_Written problem_
All of the material below is to be repeated exactly.

_Records to process_
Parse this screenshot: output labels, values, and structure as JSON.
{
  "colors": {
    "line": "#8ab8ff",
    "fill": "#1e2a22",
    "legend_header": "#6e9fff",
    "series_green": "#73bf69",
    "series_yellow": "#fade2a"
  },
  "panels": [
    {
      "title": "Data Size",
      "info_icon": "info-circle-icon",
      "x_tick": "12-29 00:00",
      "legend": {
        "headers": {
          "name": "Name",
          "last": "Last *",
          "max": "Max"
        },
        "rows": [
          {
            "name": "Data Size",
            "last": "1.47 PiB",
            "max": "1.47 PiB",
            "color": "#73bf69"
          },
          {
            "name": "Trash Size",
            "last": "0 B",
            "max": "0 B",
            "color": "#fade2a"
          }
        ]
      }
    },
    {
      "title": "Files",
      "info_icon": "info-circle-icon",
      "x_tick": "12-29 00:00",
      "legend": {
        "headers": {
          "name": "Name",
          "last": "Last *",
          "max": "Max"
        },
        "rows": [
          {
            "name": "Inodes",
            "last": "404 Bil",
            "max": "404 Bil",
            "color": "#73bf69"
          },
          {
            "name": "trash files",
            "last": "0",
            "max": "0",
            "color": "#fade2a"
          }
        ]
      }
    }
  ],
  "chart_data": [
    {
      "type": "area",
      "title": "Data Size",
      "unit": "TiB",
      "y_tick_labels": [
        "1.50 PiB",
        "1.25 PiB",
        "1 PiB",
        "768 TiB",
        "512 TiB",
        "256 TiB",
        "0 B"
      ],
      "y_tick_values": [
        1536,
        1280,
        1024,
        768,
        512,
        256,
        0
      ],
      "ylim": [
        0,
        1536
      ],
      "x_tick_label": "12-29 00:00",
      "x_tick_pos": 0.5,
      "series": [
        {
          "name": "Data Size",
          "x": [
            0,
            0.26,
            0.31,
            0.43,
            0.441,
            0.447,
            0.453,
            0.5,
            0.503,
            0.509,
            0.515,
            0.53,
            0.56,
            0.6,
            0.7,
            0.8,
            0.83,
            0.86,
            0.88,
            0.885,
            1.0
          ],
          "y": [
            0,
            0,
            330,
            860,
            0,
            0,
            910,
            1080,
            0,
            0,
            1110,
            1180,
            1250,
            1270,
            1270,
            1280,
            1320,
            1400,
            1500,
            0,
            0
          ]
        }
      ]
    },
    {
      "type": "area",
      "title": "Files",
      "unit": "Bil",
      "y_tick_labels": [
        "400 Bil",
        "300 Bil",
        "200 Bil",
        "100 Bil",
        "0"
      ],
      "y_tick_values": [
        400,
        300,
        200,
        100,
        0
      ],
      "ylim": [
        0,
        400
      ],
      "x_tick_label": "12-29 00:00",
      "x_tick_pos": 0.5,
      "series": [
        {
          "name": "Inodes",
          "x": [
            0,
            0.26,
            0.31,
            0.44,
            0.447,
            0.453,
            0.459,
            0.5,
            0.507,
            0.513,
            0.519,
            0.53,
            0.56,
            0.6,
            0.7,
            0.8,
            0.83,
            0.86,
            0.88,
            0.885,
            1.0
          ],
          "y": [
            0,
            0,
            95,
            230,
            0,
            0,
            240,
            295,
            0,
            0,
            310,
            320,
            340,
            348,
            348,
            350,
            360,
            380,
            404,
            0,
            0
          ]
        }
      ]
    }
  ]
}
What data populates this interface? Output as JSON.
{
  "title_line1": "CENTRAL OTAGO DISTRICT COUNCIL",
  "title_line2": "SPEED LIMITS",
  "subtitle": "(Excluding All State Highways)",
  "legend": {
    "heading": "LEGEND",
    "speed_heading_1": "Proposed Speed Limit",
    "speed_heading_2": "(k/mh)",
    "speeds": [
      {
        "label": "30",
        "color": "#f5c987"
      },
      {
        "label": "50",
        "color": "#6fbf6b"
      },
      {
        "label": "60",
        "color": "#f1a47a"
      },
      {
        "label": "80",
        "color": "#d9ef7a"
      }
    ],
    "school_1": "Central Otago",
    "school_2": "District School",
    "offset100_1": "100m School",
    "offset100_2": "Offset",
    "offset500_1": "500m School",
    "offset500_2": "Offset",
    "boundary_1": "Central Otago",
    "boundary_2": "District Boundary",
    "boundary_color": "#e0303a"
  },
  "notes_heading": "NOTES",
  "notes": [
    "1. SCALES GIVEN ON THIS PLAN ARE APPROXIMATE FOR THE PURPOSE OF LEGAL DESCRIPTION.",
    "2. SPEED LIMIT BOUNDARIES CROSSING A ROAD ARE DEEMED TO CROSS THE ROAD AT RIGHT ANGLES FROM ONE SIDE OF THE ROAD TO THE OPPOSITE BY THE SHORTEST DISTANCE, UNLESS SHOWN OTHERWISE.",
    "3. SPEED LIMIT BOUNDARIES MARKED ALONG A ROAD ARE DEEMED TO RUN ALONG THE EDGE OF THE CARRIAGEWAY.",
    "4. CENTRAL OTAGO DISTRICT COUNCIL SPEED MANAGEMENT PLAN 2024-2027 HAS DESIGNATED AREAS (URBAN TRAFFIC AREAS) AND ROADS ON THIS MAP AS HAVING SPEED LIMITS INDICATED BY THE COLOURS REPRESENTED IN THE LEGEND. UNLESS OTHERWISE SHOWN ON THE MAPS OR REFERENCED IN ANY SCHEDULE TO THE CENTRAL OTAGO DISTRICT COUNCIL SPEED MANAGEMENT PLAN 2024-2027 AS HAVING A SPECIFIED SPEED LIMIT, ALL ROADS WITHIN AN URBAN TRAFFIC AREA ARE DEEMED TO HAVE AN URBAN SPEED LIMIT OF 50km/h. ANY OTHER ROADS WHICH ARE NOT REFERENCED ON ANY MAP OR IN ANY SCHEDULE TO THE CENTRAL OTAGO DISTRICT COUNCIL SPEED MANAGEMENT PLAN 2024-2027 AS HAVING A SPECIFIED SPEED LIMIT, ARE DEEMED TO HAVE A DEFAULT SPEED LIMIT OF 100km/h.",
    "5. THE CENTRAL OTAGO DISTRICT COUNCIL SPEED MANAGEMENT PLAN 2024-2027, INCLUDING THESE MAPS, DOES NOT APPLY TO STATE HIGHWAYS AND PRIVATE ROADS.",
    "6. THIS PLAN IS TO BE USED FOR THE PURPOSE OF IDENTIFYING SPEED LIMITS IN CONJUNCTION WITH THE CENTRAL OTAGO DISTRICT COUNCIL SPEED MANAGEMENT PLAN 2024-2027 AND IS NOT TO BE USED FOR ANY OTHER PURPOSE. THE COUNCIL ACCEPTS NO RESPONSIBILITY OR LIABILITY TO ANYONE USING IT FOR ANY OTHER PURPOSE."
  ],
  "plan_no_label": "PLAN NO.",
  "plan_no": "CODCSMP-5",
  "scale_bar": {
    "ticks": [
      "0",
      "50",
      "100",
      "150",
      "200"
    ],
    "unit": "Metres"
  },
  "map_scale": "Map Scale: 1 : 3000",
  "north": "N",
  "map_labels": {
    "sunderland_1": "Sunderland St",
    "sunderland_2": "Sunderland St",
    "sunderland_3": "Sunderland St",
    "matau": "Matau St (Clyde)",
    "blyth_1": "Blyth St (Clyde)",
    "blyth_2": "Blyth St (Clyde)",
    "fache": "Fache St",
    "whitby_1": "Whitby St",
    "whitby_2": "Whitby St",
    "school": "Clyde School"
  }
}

_Solution for this problem_
Parse this screenshot: output labels, values, and structure as JSON.
{
  "colors": {
    "line": "#8ab8ff",
    "fill": "#1e2a22",
    "legend_header": "#6e9fff",
    "series_green": "#73bf69",
    "series_yellow": "#fade2a"
  },
  "panels": [
    {
      "title": "Data Size",
      "info_icon": "info-circle-icon",
      "x_tick": "12-29 00:00",
      "legend": {
        "headers": {
          "name": "Name",
          "last": "Last *",
          "max": "Max"
        },
        "rows": [
          {
            "name": "Data Size",
            "last": "1.47 PiB",
            "max": "1.47 PiB",
            "color": "#73bf69"
          },
          {
            "name": "Trash Size",
            "last": "0 B",
            "max": "0 B",
            "color": "#fade2a"
          }
        ]
      }
    },
    {
      "title": "Files",
      "info_icon": "info-circle-icon",
      "x_tick": "12-29 00:00",
      "legend": {
        "headers": {
          "name": "Name",
          "last": "Last *",
          "max": "Max"
        },
        "rows": [
          {
            "name": "Inodes",
            "last": "404 Bil",
            "max": "404 Bil",
            "color": "#73bf69"
          },
          {
            "name": "trash files",
            "last": "0",
            "max": "0",
            "color": "#fade2a"
          }
        ]
      }
    }
  ],
  "chart_data": [
    {
      "type": "area",
      "title": "Data Size",
      "unit": "TiB",
      "y_tick_labels": [
        "1.50 PiB",
        "1.25 PiB",
        "1 PiB",
        "768 TiB",
        "512 TiB",
        "256 TiB",
        "0 B"
      ],
      "y_tick_values": [
        1536,
        1280,
        1024,
        768,
        512,
        256,
        0
      ],
      "ylim": [
        0,
        1536
      ],
      "x_tick_label": "12-29 00:00",
      "x_tick_pos": 0.5,
      "series": [
        {
          "name": "Data Size",
          "x": [
            0,
            0.26,
            0.31,
            0.43,
            0.441,
            0.447,
            0.453,
            0.5,
            0.503,
            0.509,
            0.515,
            0.53,
            0.56,
            0.6,
            0.7,
            0.8,
            0.83,
            0.86,
            0.88,
            0.885,
            1.0
          ],
          "y": [
            0,
            0,
            330,
            860,
            0,
            0,
            910,
            1080,
            0,
            0,
            1110,
            1180,
            1250,
            1270,
            1270,
            1280,
            1320,
            1400,
            1500,
            0,
            0
          ]
        }
      ]
    },
    {
      "type": "area",
      "title": "Files",
      "unit": "Bil",
      "y_tick_labels": [
        "400 Bil",
        "300 Bil",
        "200 Bil",
        "100 Bil",
        "0"
      ],
      "y_tick_values": [
        400,
        300,
        200,
        100,
        0
      ],
      "ylim": [
        0,
        400
      ],
      "x_tick_label": "12-29 00:00",
      "x_tick_pos": 0.5,
      "series": [
        {
          "name": "Inodes",
          "x": [
            0,
            0.26,
            0.31,
            0.44,
            0.447,
            0.453,
            0.459,
            0.5,
            0.507,
            0.513,
            0.519,
            0.53,
            0.56,
            0.6,
            0.7,
            0.8,
            0.83,
            0.86,
            0.88,
            0.885,
            1.0
          ],
          "y": [
            0,
            0,
            95,
            230,
            0,
            0,
            240,
            295,
            0,
            0,
            310,
            320,
            340,
            348,
            348,
            350,
            360,
            380,
            404,
            0,
            0
          ]
        }
      ]
    }
  ]
}
What data populates this interface? Output as JSON.
{
  "title_line1": "CENTRAL OTAGO DISTRICT COUNCIL",
  "title_line2": "SPEED LIMITS",
  "subtitle": "(Excluding All State Highways)",
  "legend": {
    "heading": "LEGEND",
    "speed_heading_1": "Proposed Speed Limit",
    "speed_heading_2": "(k/mh)",
    "speeds": [
      {
        "label": "30",
        "color": "#f5c987"
      },
      {
        "label": "50",
        "color": "#6fbf6b"
      },
      {
        "label": "60",
        "color": "#f1a47a"
      },
      {
        "label": "80",
        "color": "#d9ef7a"
      }
    ],
    "school_1": "Central Otago",
    "school_2": "District School",
    "offset100_1": "100m School",
    "offset100_2": "Offset",
    "offset500_1": "500m School",
    "offset500_2": "Offset",
    "boundary_1": "Central Otago",
    "boundary_2": "District Boundary",
    "boundary_color": "#e0303a"
  },
  "notes_heading": "NOTES",
  "notes": [
    "1. SCALES GIVEN ON THIS PLAN ARE APPROXIMATE FOR THE PURPOSE OF LEGAL DESCRIPTION.",
    "2. SPEED LIMIT BOUNDARIES CROSSING A ROAD ARE DEEMED TO CROSS THE ROAD AT RIGHT ANGLES FROM ONE SIDE OF THE ROAD TO THE OPPOSITE BY THE SHORTEST DISTANCE, UNLESS SHOWN OTHERWISE.",
    "3. SPEED LIMIT BOUNDARIES MARKED ALONG A ROAD ARE DEEMED TO RUN ALONG THE EDGE OF THE CARRIAGEWAY.",
    "4. CENTRAL OTAGO DISTRICT COUNCIL SPEED MANAGEMENT PLAN 2024-2027 HAS DESIGNATED AREAS (URBAN TRAFFIC AREAS) AND ROADS ON THIS MAP AS HAVING SPEED LIMITS INDICATED BY THE COLOURS REPRESENTED IN THE LEGEND. UNLESS OTHERWISE SHOWN ON THE MAPS OR REFERENCED IN ANY SCHEDULE TO THE CENTRAL OTAGO DISTRICT COUNCIL SPEED MANAGEMENT PLAN 2024-2027 AS HAVING A SPECIFIED SPEED LIMIT, ALL ROADS WITHIN AN URBAN TRAFFIC AREA ARE DEEMED TO HAVE AN URBAN SPEED LIMIT OF 50km/h. ANY OTHER ROADS WHICH ARE NOT REFERENCED ON ANY MAP OR IN ANY SCHEDULE TO THE CENTRAL OTAGO DISTRICT COUNCIL SPEED MANAGEMENT PLAN 2024-2027 AS HAVING A SPECIFIED SPEED LIMIT, ARE DEEMED TO HAVE A DEFAULT SPEED LIMIT OF 100km/h.",
    "5. THE CENTRAL OTAGO DISTRICT COUNCIL SPEED MANAGEMENT PLAN 2024-2027, INCLUDING THESE MAPS, DOES NOT APPLY TO STATE HIGHWAYS AND PRIVATE ROADS.",
    "6. THIS PLAN IS TO BE USED FOR THE PURPOSE OF IDENTIFYING SPEED LIMITS IN CONJUNCTION WITH THE CENTRAL OTAGO DISTRICT COUNCIL SPEED MANAGEMENT PLAN 2024-2027 AND IS NOT TO BE USED FOR ANY OTHER PURPOSE. THE COUNCIL ACCEPTS NO RESPONSIBILITY OR LIABILITY TO ANYONE USING IT FOR ANY OTHER PURPOSE."
  ],
  "plan_no_label": "PLAN NO.",
  "plan_no": "CODCSMP-5",
  "scale_bar": {
    "ticks": [
      "0",
      "50",
      "100",
      "150",
      "200"
    ],
    "unit": "Metres"
  },
  "map_scale": "Map Scale: 1 : 3000",
  "north": "N",
  "map_labels": {
    "sunderland_1": "Sunderland St",
    "sunderland_2": "Sunderland St",
    "sunderland_3": "Sunderland St",
    "matau": "Matau St (Clyde)",
    "blyth_1": "Blyth St (Clyde)",
    "blyth_2": "Blyth St (Clyde)",
    "fache": "Fache St",
    "whitby_1": "Whitby St",
    "whitby_2": "Whitby St",
    "school": "Clyde School"
  }
}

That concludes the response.